Challenge: Count how many lines of the material below have the word "quaestionum" and give only the number.
>> BEGIN
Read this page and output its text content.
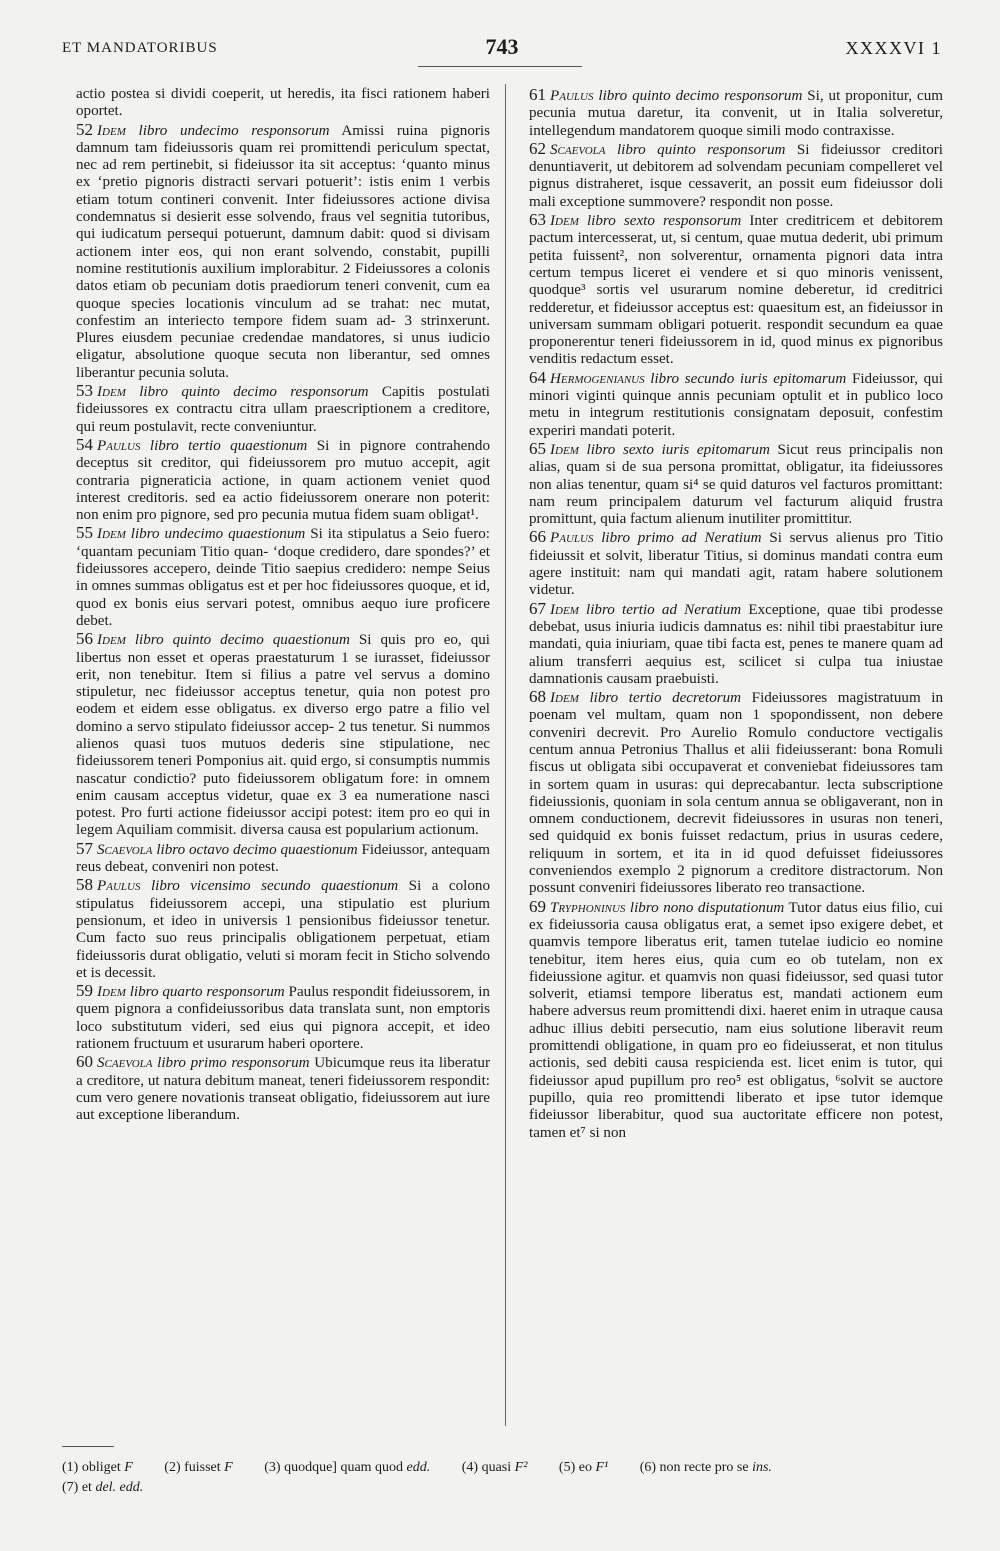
ET MANDATORIBUS	743	XXXXVI 1

actio postea si dividi coeperit, ut heredis, ita fisci rationem haberi oportet.

52 Idem libro undecimo responsorum Amissi ruina pignoris damnum tam fideiussoris quam rei promittendi periculum spectat, nec ad rem pertinebit, si fideiussor ita sit acceptus: ‘quanto minus ex ‘pretio pignoris distracti servari potuerit’: istis enim 1 verbis etiam totum contineri convenit. Inter fideiussores actione divisa condemnatus si desierit esse solvendo, fraus vel segnitia tutoribus, qui iudicatum persequi potuerunt, damnum dabit: quod si divisam actionem inter eos, qui non erant solvendo, constabit, pupilli nomine restitutionis auxilium implorabitur. 2 Fideiussores a colonis datos etiam ob pecuniam dotis praediorum teneri convenit, cum ea quoque species locationis vinculum ad se trahat: nec mutat, confestim an interiecto tempore fidem suam ad- 3 strinxerunt. Plures eiusdem pecuniae credendae mandatores, si unus iudicio eligatur, absolutione quoque secuta non liberantur, sed omnes liberantur pecunia soluta.

53 Idem libro quinto decimo responsorum Capitis postulati fideiussores ex contractu citra ullam praescriptionem a creditore, qui reum postulavit, recte conveniuntur.

54 Paulus libro tertio quaestionum Si in pignore contrahendo deceptus sit creditor, qui fideiussorem pro mutuo accepit, agit contraria pigneraticia actione, in quam actionem veniet quod interest creditoris. sed ea actio fideiussorem onerare non poterit: non enim pro pignore, sed pro pecunia mutua fidem suam obligat¹.

55 Idem libro undecimo quaestionum Si ita stipulatus a Seio fuero: ‘quantam pecuniam Titio quan- ‘doque credidero, dare spondes?’ et fideiussores accepero, deinde Titio saepius credidero: nempe Seius in omnes summas obligatus est et per hoc fideiussores quoque, et id, quod ex bonis eius servari potest, omnibus aequo iure proficere debet.

56 Idem libro quinto decimo quaestionum Si quis pro eo, qui libertus non esset et operas praestaturum 1 se iurasset, fideiussor erit, non tenebitur. Item si filius a patre vel servus a domino stipuletur, nec fideiussor acceptus tenetur, quia non potest pro eodem et eidem esse obligatus. ex diverso ergo patre a filio vel domino a servo stipulato fideiussor accep- 2 tus tenetur. Si nummos alienos quasi tuos mutuos dederis sine stipulatione, nec fideiussorem teneri Pomponius ait. quid ergo, si consumptis nummis nascatur condictio? puto fideiussorem obligatum fore: in omnem enim causam acceptus videtur, quae ex 3 ea numeratione nasci potest. Pro furti actione fideiussor accipi potest: item pro eo qui in legem Aquiliam commisit. diversa causa est popularium actionum.

57 Scaevola libro octavo decimo quaestionum Fideiussor, antequam reus debeat, conveniri non potest.

58 Paulus libro vicensimo secundo quaestionum Si a colono stipulatus fideiussorem accepi, una stipulatio est plurium pensionum, et ideo in universis 1 pensionibus fideiussor tenetur. Cum facto suo reus principalis obligationem perpetuat, etiam fideiussoris durat obligatio, veluti si moram fecit in Sticho solvendo et is decessit.

59 Idem libro quarto responsorum Paulus respondit fideiussorem, in quem pignora a confideiussoribus data translata sunt, non emptoris loco substitutum videri, sed eius qui pignora accepit, et ideo rationem fructuum et usurarum haberi oportere.

60 Scaevola libro primo responsorum Ubicumque reus ita liberatur a creditore, ut natura debitum maneat, teneri fideiussorem respondit: cum vero genere novationis transeat obligatio, fideiussorem aut iure aut exceptione liberandum.

61 Paulus libro quinto decimo responsorum Si, ut proponitur, cum pecunia mutua daretur, ita convenit, ut in Italia solveretur, intellegendum mandatorem quoque simili modo contraxisse.

62 Scaevola libro quinto responsorum Si fideiussor creditori denuntiaverit, ut debitorem ad solvendam pecuniam compelleret vel pignus distraheret, isque cessaverit, an possit eum fideiussor doli mali exceptione summovere? respondit non posse.

63 Idem libro sexto responsorum Inter creditricem et debitorem pactum intercesserat, ut, si centum, quae mutua dederit, ubi primum petita fuissent², non solverentur, ornamenta pignori data intra certum tempus liceret ei vendere et si quo minoris venissent, quodque³ sortis vel usurarum nomine deberetur, id creditrici redderetur, et fideiussor acceptus est: quaesitum est, an fideiussor in universam summam obligari potuerit. respondit secundum ea quae proponerentur teneri fideiussorem in id, quod minus ex pignoribus venditis redactum esset.

64 Hermogenianus libro secundo iuris epitomarum Fideiussor, qui minori viginti quinque annis pecuniam optulit et in publico loco metu in integrum restitutionis consignatam deposuit, confestim experiri mandati poterit.

65 Idem libro sexto iuris epitomarum Sicut reus principalis non alias, quam si de sua persona promittat, obligatur, ita fideiussores non alias tenentur, quam si⁴ se quid daturos vel facturos promittant: nam reum principalem daturum vel facturum aliquid frustra promittunt, quia factum alienum inutiliter promittitur.

66 Paulus libro primo ad Neratium Si servus alienus pro Titio fideiussit et solvit, liberatur Titius, si dominus mandati contra eum agere instituit: nam qui mandati agit, ratam habere solutionem videtur.

67 Idem libro tertio ad Neratium Exceptione, quae tibi prodesse debebat, usus iniuria iudicis damnatus es: nihil tibi praestabitur iure mandati, quia iniuriam, quae tibi facta est, penes te manere quam ad alium transferri aequius est, scilicet si culpa tua iniustae damnationis causam praebuisti.

68 Idem libro tertio decretorum Fideiussores magistratuum in poenam vel multam, quam non 1 spopondissent, non debere conveniri decrevit. Pro Aurelio Romulo conductore vectigalis centum annua Petronius Thallus et alii fideiusserant: bona Romuli fiscus ut obligata sibi occupaverat et conveniebat fideiussores tam in sortem quam in usuras: qui deprecabantur. lecta subscriptione fideiussionis, quoniam in sola centum annua se obligaverant, non in omnem conductionem, decrevit fideiussores in usuras non teneri, sed quidquid ex bonis fuisset redactum, prius in usuras cedere, reliquum in sortem, et ita in id quod defuisset fideiussores conveniendos exemplo 2 pignorum a creditore distractorum. Non possunt conveniri fideiussores liberato reo transactione.

69 Tryphoninus libro nono disputationum Tutor datus eius filio, cui ex fideiussoria causa obligatus erat, a semet ipso exigere debet, et quamvis tempore liberatus erit, tamen tutelae iudicio eo nomine tenebitur, item heres eius, quia cum eo ob tutelam, non ex fideiussione agitur. et quamvis non quasi fideiussor, sed quasi tutor solverit, etiamsi tempore liberatus est, mandati actionem eum habere adversus reum promittendi dixi. haeret enim in utraque causa adhuc illius debiti persecutio, nam eius solutione liberavit reum promittendi obligatione, in quam pro eo fideiusserat, et non titulus actionis, sed debiti causa respicienda est. licet enim is tutor, qui fideiussor apud pupillum pro reo⁵ est obligatus, ⁶solvit se auctore pupillo, quia reo promittendi liberato et ipse tutor idemque fideiussor liberabitur, quod sua auctoritate efficere non potest, tamen et⁷ si non

(1) obliget F (2) fuisset F (3) quodque] quam quod edd. (4) quasi F² (5) eo F¹ (6) non recte pro se ins.
(7) et del. edd.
>> END
Solution to the exercise: 5